» **WHAT NEEDS TO BE DONE**
Look through the data for the string "JSON". Copy every line where it is found.

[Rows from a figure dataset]
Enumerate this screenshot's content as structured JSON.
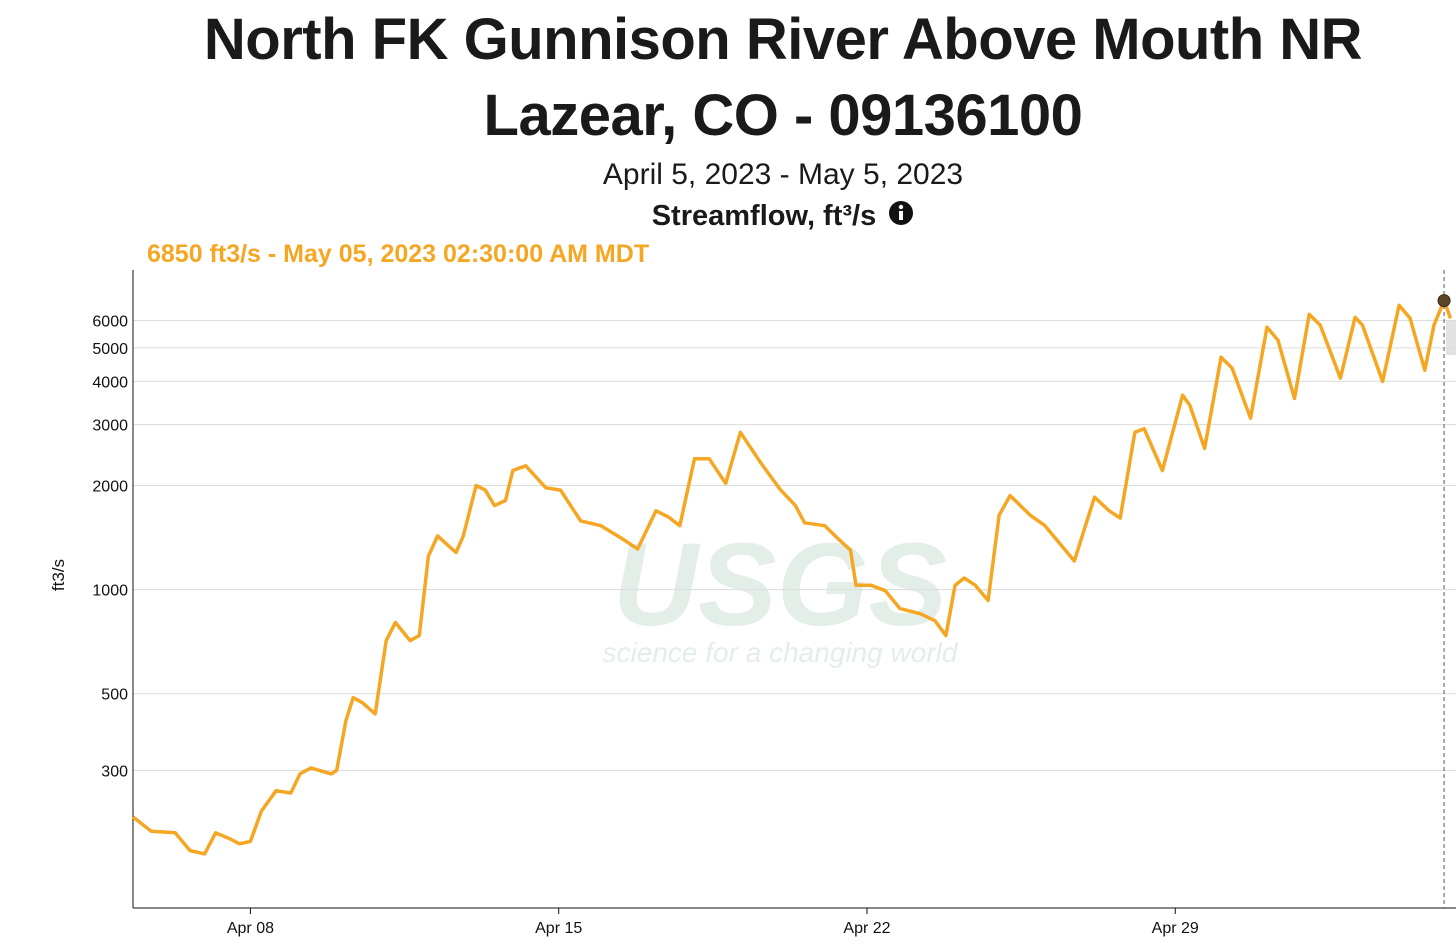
{
  "chart_data": {
    "type": "line",
    "title": "North FK Gunnison River Above Mouth NR Lazear, CO - 09136100",
    "subtitle": "April 5, 2023 - May 5, 2023",
    "parameter": "Streamflow, ft³/s",
    "y_label": "ft3/s",
    "watermark": {
      "name": "USGS",
      "tagline": "science for a changing world"
    },
    "color": "#f5a623",
    "log_scale": true,
    "grid": true,
    "x": [
      "2023-04-05T08:00",
      "2023-04-05T18:00",
      "2023-04-06T07:00",
      "2023-04-06T15:00",
      "2023-04-06T23:00",
      "2023-04-07T05:00",
      "2023-04-07T13:00",
      "2023-04-07T18:00",
      "2023-04-08T00:00",
      "2023-04-08T06:00",
      "2023-04-08T14:00",
      "2023-04-08T22:00",
      "2023-04-09T03:00",
      "2023-04-09T09:00",
      "2023-04-09T20:00",
      "2023-04-09T23:00",
      "2023-04-10T04:00",
      "2023-04-10T08:00",
      "2023-04-10T13:00",
      "2023-04-10T20:00",
      "2023-04-11T02:00",
      "2023-04-11T07:00",
      "2023-04-11T15:00",
      "2023-04-11T20:00",
      "2023-04-12T01:00",
      "2023-04-12T06:00",
      "2023-04-12T16:00",
      "2023-04-12T20:00",
      "2023-04-13T03:00",
      "2023-04-13T08:00",
      "2023-04-13T13:00",
      "2023-04-13T19:00",
      "2023-04-13T23:00",
      "2023-04-14T06:00",
      "2023-04-14T17:00",
      "2023-04-15T01:00",
      "2023-04-15T12:00",
      "2023-04-15T23:00",
      "2023-04-16T10:00",
      "2023-04-16T19:00",
      "2023-04-17T05:00",
      "2023-04-17T12:00",
      "2023-04-17T18:00",
      "2023-04-18T02:00",
      "2023-04-18T10:00",
      "2023-04-18T19:00",
      "2023-04-19T03:00",
      "2023-04-19T14:00",
      "2023-04-20T01:00",
      "2023-04-20T09:00",
      "2023-04-20T14:00",
      "2023-04-21T01:00",
      "2023-04-21T09:00",
      "2023-04-21T15:00",
      "2023-04-21T18:00",
      "2023-04-22T02:00",
      "2023-04-22T10:00",
      "2023-04-22T18:00",
      "2023-04-23T05:00",
      "2023-04-23T13:00",
      "2023-04-23T19:00",
      "2023-04-24T00:00",
      "2023-04-24T05:00",
      "2023-04-24T11:00",
      "2023-04-24T18:00",
      "2023-04-25T00:00",
      "2023-04-25T06:00",
      "2023-04-25T17:00",
      "2023-04-26T01:00",
      "2023-04-26T17:00",
      "2023-04-27T04:00",
      "2023-04-27T12:00",
      "2023-04-27T18:00",
      "2023-04-28T02:00",
      "2023-04-28T07:00",
      "2023-04-28T17:00",
      "2023-04-29T04:00",
      "2023-04-29T08:00",
      "2023-04-29T16:00",
      "2023-04-30T01:00",
      "2023-04-30T07:00",
      "2023-04-30T17:00",
      "2023-05-01T02:00",
      "2023-05-01T08:00",
      "2023-05-01T17:00",
      "2023-05-02T01:00",
      "2023-05-02T07:00",
      "2023-05-02T18:00",
      "2023-05-03T02:00",
      "2023-05-03T06:00",
      "2023-05-03T17:00",
      "2023-05-04T02:00",
      "2023-05-04T08:00",
      "2023-05-04T16:00",
      "2023-05-04T21:00",
      "2023-05-05T02:30",
      "2023-05-05T06:00"
    ],
    "values": [
      220,
      200,
      198,
      176,
      172,
      198,
      190,
      184,
      187,
      229,
      262,
      258,
      293,
      305,
      293,
      300,
      418,
      487,
      471,
      437,
      712,
      803,
      712,
      736,
      1250,
      1430,
      1280,
      1430,
      2000,
      1940,
      1750,
      1810,
      2210,
      2280,
      1970,
      1940,
      1580,
      1530,
      1410,
      1310,
      1690,
      1620,
      1530,
      2390,
      2390,
      2030,
      2850,
      2330,
      1940,
      1750,
      1560,
      1530,
      1390,
      1300,
      1030,
      1030,
      993,
      881,
      852,
      813,
      736,
      1030,
      1080,
      1030,
      930,
      1640,
      1870,
      1640,
      1530,
      1210,
      1850,
      1690,
      1610,
      2850,
      2920,
      2210,
      3650,
      3410,
      2560,
      4700,
      4370,
      3130,
      5740,
      5260,
      3570,
      6250,
      5820,
      4090,
      6130,
      5820,
      4000,
      6640,
      6090,
      4310,
      5820,
      6850,
      6090
    ],
    "xlim": [
      "2023-04-05T08:00",
      "2023-05-05T09:00"
    ],
    "xticks": [
      {
        "value": "2023-04-08T00:00",
        "label": "Apr 08"
      },
      {
        "value": "2023-04-15T00:00",
        "label": "Apr 15"
      },
      {
        "value": "2023-04-22T00:00",
        "label": "Apr 22"
      },
      {
        "value": "2023-04-29T00:00",
        "label": "Apr 29"
      }
    ],
    "ylim": [
      120,
      8400
    ],
    "yticks": [
      300,
      500,
      1000,
      2000,
      3000,
      4000,
      5000,
      6000
    ],
    "hover": {
      "x": "2023-05-05T02:30",
      "value": 6850,
      "label": "6850 ft3/s - May 05, 2023 02:30:00 AM MDT"
    }
  }
}
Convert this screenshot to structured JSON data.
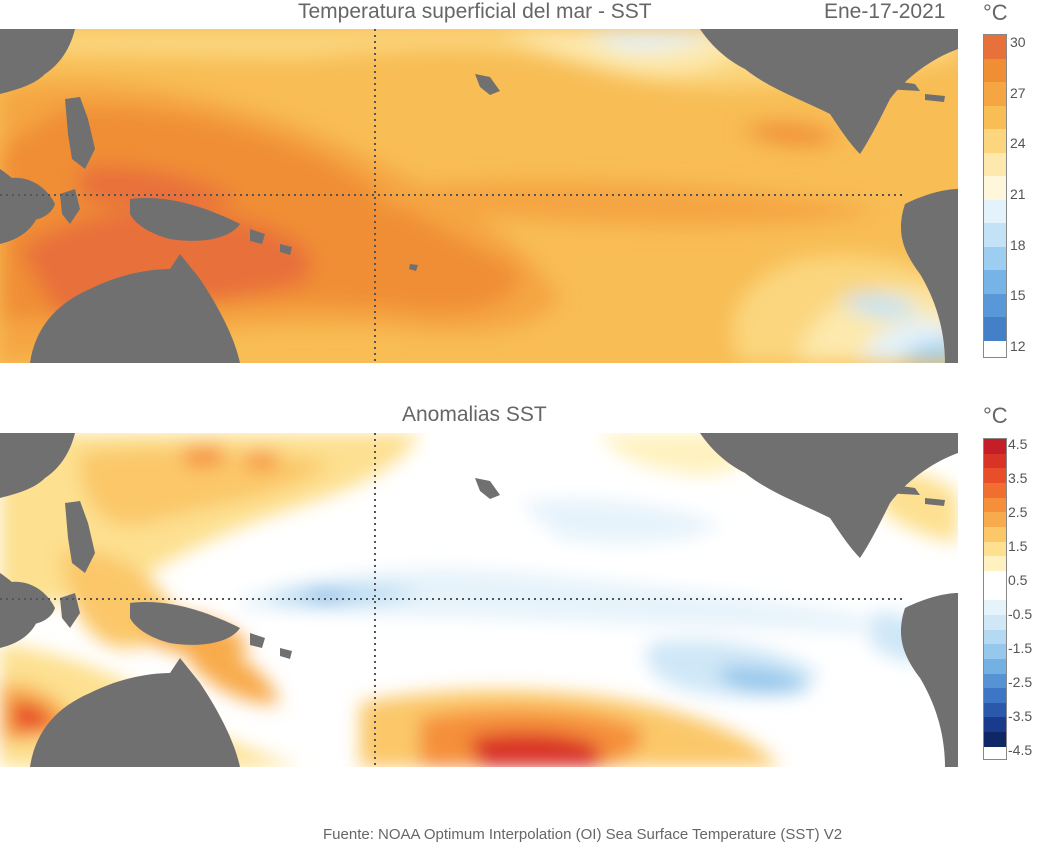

» **EXPECTED ANSWER**
Enumerate this screenshot's content as structured JSON.
Convert this screenshot to structured JSON data.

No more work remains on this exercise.